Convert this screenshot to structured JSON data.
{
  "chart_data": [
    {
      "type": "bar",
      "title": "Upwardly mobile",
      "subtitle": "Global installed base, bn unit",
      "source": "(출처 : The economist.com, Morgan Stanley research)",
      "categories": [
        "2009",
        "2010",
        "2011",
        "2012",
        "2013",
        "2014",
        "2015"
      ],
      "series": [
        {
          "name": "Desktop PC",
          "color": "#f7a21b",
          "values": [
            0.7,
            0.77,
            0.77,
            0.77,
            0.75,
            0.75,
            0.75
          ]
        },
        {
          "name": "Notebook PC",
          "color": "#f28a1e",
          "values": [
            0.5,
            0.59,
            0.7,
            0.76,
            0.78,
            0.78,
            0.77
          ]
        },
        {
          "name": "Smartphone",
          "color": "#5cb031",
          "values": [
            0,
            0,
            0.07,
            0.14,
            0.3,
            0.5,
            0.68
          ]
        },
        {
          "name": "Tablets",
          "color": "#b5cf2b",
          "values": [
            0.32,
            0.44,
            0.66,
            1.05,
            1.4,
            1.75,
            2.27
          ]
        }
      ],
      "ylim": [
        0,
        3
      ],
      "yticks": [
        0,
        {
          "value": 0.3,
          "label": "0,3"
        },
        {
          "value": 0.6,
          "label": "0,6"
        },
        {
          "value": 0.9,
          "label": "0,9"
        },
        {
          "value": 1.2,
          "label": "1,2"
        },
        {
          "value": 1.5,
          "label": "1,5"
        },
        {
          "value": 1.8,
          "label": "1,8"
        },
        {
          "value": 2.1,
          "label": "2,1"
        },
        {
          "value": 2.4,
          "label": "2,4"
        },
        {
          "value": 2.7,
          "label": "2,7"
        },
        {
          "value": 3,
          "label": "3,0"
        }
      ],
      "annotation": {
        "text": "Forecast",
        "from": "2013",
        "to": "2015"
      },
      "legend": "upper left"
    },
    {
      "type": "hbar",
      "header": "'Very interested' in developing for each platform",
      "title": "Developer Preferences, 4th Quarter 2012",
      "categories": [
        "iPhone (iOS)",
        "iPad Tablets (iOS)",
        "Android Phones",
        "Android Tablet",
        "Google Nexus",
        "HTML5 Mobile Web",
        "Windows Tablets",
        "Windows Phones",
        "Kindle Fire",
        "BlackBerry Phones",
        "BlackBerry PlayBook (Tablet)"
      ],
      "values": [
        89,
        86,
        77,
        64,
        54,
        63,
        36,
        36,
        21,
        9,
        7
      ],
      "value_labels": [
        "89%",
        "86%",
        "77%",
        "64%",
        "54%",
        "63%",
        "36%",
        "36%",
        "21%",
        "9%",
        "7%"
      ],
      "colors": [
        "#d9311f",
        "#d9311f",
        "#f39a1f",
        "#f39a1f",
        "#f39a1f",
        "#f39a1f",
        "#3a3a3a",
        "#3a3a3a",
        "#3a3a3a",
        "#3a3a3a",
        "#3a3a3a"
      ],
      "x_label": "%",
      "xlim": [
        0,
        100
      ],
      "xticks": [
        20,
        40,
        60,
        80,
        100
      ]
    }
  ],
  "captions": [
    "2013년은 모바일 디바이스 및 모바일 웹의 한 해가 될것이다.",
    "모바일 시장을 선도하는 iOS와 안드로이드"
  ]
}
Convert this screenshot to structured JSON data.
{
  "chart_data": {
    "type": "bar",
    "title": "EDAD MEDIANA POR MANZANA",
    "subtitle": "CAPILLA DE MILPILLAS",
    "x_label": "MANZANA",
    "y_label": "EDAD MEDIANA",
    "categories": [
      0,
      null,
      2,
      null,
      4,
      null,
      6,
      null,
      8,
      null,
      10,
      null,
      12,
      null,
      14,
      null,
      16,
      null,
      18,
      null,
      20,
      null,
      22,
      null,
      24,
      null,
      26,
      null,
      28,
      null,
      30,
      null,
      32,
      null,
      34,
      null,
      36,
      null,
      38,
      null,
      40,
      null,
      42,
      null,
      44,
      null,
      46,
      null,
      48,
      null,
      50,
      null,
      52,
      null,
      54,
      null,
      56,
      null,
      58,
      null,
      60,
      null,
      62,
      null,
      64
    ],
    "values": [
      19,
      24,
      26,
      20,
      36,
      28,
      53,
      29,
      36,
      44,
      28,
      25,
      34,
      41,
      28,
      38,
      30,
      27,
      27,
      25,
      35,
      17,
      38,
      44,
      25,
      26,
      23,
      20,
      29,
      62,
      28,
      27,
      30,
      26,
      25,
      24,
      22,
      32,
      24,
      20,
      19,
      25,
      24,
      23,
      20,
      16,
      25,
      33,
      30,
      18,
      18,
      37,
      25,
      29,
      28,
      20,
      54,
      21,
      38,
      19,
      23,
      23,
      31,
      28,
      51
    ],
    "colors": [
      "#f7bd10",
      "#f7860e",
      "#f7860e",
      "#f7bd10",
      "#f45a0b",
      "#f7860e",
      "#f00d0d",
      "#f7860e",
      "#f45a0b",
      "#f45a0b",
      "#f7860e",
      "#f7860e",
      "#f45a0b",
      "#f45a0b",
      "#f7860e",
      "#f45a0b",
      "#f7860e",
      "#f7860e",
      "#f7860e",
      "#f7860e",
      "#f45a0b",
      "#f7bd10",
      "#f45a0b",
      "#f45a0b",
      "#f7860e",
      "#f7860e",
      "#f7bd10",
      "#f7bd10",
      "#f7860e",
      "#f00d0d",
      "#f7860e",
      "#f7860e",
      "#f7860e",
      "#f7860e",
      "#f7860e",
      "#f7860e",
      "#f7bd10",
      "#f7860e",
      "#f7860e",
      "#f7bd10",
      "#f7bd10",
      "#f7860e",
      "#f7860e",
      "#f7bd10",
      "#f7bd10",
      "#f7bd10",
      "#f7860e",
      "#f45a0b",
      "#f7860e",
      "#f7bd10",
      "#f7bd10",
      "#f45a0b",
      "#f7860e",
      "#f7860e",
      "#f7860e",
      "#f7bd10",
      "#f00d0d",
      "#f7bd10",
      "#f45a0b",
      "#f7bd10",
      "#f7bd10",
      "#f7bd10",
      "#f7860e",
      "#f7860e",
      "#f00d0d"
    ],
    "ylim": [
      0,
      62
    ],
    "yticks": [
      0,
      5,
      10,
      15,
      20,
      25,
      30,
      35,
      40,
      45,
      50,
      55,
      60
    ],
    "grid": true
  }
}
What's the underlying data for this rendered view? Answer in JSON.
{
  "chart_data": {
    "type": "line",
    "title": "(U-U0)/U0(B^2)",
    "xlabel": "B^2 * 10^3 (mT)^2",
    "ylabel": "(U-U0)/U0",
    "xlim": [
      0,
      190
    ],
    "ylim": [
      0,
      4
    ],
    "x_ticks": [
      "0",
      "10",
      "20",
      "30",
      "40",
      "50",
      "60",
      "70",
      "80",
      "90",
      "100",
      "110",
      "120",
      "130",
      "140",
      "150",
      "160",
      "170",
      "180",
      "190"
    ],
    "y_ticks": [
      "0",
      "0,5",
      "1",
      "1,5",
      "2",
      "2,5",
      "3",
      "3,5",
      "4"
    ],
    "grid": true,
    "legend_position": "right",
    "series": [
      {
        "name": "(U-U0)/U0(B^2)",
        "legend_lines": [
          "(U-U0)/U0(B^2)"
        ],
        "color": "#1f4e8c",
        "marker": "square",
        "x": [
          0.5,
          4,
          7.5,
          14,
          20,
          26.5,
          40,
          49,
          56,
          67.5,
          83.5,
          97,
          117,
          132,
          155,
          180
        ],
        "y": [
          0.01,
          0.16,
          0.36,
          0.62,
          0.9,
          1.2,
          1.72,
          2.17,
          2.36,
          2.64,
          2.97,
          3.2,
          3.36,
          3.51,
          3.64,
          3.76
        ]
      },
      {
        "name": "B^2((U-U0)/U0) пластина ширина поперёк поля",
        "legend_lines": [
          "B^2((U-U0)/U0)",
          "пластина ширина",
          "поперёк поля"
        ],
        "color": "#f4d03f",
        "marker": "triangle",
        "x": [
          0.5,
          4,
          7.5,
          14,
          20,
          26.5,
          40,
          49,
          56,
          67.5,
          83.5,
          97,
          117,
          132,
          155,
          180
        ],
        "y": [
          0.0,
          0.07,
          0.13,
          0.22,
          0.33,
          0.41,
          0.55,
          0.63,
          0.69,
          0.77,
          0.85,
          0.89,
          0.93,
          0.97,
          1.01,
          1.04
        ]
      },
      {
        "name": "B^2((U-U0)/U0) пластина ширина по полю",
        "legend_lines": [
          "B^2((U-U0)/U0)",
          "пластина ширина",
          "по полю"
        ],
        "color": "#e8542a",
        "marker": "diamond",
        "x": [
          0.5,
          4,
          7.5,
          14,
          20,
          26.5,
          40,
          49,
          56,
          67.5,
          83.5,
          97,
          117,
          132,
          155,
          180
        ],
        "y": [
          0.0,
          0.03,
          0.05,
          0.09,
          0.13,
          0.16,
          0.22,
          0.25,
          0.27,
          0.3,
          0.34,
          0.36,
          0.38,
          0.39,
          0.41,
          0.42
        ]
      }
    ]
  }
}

_TO DO_
Among the lines of the data above, count those holding "MANZANA" and state only the number.

_COMPLETE OUTPUT_
2